• Set task: Give every entry again, word for word.

Stored data
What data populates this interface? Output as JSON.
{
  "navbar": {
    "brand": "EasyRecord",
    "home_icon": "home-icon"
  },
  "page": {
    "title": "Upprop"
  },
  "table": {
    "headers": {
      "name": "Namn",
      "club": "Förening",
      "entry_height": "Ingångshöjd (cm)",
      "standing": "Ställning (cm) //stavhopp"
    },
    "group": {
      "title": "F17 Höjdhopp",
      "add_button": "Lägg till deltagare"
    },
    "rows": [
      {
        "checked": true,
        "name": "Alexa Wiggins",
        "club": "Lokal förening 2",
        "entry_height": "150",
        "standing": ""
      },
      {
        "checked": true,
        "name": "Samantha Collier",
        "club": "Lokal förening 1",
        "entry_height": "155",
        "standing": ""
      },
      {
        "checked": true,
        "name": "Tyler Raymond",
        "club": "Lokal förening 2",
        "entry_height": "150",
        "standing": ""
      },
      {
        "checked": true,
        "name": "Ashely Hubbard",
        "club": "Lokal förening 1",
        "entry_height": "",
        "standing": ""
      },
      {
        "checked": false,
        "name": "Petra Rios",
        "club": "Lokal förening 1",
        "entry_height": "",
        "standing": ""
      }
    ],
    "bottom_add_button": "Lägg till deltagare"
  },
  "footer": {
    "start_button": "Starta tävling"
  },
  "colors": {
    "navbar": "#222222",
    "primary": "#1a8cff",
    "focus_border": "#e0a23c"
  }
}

• Output:
What data populates this interface? Output as JSON.
{
  "navbar": {
    "brand": "EasyRecord",
    "home_icon": "home-icon"
  },
  "page": {
    "title": "Upprop"
  },
  "table": {
    "headers": {
      "name": "Namn",
      "club": "Förening",
      "entry_height": "Ingångshöjd (cm)",
      "standing": "Ställning (cm) //stavhopp"
    },
    "group": {
      "title": "F17 Höjdhopp",
      "add_button": "Lägg till deltagare"
    },
    "rows": [
      {
        "checked": true,
        "name": "Alexa Wiggins",
        "club": "Lokal förening 2",
        "entry_height": "150",
        "standing": ""
      },
      {
        "checked": true,
        "name": "Samantha Collier",
        "club": "Lokal förening 1",
        "entry_height": "155",
        "standing": ""
      },
      {
        "checked": true,
        "name": "Tyler Raymond",
        "club": "Lokal förening 2",
        "entry_height": "150",
        "standing": ""
      },
      {
        "checked": true,
        "name": "Ashely Hubbard",
        "club": "Lokal förening 1",
        "entry_height": "",
        "standing": ""
      },
      {
        "checked": false,
        "name": "Petra Rios",
        "club": "Lokal förening 1",
        "entry_height": "",
        "standing": ""
      }
    ],
    "bottom_add_button": "Lägg till deltagare"
  },
  "footer": {
    "start_button": "Starta tävling"
  },
  "colors": {
    "navbar": "#222222",
    "primary": "#1a8cff",
    "focus_border": "#e0a23c"
  }
}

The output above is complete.